> _WHAT THE EXERCISE ASKS_:
Records follow. Select each line holding "nødvendig".
╭──
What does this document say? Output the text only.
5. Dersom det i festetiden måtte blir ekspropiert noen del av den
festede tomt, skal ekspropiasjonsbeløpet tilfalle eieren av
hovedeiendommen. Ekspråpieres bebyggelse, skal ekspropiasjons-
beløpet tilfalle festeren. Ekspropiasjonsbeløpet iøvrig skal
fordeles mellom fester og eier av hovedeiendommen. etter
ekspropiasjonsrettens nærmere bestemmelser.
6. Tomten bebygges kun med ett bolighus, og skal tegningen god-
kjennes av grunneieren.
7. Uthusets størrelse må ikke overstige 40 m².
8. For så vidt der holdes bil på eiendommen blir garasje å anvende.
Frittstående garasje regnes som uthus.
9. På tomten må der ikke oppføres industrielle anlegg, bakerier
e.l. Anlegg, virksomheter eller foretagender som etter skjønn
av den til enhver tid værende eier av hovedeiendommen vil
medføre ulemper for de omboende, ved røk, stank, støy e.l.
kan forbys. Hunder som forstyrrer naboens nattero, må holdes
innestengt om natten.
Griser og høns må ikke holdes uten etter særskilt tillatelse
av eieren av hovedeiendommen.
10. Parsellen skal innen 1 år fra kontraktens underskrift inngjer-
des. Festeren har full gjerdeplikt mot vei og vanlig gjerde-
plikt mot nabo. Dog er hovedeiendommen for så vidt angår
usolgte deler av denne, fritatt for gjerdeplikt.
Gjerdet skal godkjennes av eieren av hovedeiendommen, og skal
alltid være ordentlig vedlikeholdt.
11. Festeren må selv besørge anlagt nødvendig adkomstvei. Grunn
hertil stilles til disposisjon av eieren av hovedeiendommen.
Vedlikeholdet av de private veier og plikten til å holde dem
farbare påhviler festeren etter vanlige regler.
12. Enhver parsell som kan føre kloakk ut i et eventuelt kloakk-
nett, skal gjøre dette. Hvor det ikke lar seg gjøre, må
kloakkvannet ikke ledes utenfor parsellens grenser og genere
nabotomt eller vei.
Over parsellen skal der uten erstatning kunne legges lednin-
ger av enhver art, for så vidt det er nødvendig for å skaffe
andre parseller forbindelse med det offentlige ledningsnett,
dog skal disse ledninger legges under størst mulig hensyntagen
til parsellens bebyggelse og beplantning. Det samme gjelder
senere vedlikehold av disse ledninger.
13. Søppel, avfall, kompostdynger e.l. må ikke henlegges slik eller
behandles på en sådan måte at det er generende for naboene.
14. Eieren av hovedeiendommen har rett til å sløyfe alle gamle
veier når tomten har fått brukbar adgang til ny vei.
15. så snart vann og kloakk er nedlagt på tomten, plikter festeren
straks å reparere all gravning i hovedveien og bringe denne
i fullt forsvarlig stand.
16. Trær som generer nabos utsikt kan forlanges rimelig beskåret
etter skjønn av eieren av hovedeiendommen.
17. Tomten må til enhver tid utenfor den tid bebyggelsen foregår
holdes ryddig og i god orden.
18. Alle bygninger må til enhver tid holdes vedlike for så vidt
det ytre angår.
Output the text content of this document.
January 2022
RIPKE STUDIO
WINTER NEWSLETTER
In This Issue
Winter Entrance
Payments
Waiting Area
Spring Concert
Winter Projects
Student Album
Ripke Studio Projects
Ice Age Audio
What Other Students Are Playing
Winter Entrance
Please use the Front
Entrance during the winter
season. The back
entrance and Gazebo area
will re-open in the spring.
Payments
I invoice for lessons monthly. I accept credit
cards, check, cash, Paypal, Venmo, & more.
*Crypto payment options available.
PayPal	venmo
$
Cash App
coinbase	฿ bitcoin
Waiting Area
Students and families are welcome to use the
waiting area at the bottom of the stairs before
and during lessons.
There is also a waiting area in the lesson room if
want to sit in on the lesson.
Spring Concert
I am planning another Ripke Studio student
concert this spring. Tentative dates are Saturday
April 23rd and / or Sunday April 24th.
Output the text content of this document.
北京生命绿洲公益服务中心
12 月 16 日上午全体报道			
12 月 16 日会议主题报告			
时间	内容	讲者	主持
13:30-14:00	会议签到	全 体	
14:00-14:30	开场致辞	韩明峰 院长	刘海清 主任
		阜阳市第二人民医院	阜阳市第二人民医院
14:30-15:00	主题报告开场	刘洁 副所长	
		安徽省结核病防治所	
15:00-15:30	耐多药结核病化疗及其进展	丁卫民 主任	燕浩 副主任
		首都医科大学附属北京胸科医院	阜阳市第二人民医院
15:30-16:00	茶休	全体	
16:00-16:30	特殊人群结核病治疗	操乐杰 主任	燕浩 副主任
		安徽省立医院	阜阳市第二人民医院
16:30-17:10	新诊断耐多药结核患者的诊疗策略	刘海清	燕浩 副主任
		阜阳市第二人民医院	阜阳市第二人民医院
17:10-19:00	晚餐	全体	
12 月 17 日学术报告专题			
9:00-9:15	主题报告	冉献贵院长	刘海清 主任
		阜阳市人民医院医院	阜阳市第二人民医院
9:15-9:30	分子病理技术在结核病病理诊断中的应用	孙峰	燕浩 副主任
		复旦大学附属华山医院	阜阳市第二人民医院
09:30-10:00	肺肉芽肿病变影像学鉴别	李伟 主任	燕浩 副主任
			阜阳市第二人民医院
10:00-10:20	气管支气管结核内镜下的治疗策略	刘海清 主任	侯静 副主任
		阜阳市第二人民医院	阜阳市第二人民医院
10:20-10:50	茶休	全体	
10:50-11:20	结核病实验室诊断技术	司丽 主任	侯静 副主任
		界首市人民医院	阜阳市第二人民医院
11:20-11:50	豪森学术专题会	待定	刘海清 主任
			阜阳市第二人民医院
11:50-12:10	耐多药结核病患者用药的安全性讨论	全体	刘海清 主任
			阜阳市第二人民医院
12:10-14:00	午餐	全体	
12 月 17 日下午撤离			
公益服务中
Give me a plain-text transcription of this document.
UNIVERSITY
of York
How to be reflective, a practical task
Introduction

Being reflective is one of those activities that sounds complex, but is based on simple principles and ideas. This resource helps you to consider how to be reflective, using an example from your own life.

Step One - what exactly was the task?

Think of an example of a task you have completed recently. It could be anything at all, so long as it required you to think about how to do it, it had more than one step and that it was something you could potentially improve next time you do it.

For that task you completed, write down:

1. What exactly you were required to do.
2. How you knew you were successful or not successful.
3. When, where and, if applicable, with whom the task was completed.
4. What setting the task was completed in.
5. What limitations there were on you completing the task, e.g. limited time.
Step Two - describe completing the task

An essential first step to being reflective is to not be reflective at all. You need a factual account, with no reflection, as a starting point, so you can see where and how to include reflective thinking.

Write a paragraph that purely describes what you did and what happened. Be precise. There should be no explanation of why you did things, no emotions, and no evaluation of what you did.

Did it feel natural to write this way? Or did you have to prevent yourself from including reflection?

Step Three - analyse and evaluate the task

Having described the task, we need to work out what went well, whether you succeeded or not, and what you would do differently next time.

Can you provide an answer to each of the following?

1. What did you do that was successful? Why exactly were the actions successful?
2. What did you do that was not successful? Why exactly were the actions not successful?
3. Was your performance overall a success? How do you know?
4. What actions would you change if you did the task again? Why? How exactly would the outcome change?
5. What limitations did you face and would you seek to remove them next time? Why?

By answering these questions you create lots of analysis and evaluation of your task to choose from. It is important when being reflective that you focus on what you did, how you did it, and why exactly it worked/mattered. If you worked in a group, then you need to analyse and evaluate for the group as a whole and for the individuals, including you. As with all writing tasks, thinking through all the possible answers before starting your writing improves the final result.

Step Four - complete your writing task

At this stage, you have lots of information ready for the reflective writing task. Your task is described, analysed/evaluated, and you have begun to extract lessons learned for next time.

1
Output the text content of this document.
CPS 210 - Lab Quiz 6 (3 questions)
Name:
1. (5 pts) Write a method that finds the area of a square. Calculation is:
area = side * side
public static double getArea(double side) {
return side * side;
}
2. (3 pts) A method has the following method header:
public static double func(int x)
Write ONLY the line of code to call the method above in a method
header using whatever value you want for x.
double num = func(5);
╰──
> _EXERCISE RESULT_:
11. Festeren må selv besørge anlagt nødvendig adkomstvei. Grunn
ger av enhver art, for så vidt det er nødvendig for å skaffe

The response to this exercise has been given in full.